• [OBJECTIVE]
Extract every line of the entries below that contains the string "tick", treating uppercase and lowercase as distinct.
== MATERIAL FOR THIS TASK ==
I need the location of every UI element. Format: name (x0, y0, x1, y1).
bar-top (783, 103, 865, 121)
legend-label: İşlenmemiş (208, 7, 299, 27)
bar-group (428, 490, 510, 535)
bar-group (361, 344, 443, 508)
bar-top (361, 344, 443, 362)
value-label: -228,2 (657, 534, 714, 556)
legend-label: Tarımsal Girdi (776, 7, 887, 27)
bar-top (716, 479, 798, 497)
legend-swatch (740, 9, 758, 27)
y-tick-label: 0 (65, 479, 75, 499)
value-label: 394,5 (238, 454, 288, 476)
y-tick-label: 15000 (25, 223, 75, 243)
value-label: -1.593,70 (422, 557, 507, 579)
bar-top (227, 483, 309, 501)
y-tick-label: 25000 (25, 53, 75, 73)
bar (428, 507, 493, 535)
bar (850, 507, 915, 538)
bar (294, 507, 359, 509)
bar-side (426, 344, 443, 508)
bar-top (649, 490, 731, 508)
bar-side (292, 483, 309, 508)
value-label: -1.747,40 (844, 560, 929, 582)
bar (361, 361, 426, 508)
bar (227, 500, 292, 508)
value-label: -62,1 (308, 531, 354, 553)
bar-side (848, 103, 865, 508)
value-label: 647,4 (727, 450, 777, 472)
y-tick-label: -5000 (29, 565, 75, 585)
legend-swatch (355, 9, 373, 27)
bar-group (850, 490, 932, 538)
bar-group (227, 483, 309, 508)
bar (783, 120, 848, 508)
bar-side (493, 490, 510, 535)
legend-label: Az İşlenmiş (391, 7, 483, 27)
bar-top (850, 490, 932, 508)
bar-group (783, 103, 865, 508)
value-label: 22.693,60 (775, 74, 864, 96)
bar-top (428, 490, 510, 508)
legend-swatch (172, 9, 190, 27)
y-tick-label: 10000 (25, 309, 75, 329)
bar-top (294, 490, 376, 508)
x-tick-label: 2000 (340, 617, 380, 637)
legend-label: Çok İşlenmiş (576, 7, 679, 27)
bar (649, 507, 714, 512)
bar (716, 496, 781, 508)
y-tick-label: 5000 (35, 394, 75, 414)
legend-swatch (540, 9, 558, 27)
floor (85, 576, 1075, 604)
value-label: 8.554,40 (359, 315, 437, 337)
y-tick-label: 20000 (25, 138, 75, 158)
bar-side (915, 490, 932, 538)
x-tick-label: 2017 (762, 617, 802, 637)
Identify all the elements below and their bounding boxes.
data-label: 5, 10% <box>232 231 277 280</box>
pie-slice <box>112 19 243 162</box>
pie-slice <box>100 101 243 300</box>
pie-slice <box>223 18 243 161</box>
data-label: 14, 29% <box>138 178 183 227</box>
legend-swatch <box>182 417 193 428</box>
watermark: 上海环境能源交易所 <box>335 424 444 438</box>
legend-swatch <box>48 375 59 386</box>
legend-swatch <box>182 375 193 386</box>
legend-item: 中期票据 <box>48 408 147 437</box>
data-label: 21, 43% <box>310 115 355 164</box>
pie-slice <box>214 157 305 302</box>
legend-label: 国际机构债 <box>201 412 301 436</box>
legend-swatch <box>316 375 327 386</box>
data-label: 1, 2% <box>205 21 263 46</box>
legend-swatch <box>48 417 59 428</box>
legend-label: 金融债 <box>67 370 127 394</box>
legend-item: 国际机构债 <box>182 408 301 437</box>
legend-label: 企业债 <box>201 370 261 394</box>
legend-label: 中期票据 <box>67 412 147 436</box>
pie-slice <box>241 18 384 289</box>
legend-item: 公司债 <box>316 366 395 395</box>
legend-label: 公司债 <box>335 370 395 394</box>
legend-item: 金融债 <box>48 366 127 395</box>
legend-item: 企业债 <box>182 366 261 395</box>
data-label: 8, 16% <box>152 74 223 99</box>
===
• [COMPLETE ANSWER]
y-tick-label: 0 (65, 479, 75, 499)
y-tick-label: 15000 (25, 223, 75, 243)
y-tick-label: 25000 (25, 53, 75, 73)
y-tick-label: -5000 (29, 565, 75, 585)
y-tick-label: 10000 (25, 309, 75, 329)
x-tick-label: 2000 (340, 617, 380, 637)
y-tick-label: 5000 (35, 394, 75, 414)
y-tick-label: 20000 (25, 138, 75, 158)
x-tick-label: 2017 (762, 617, 802, 637)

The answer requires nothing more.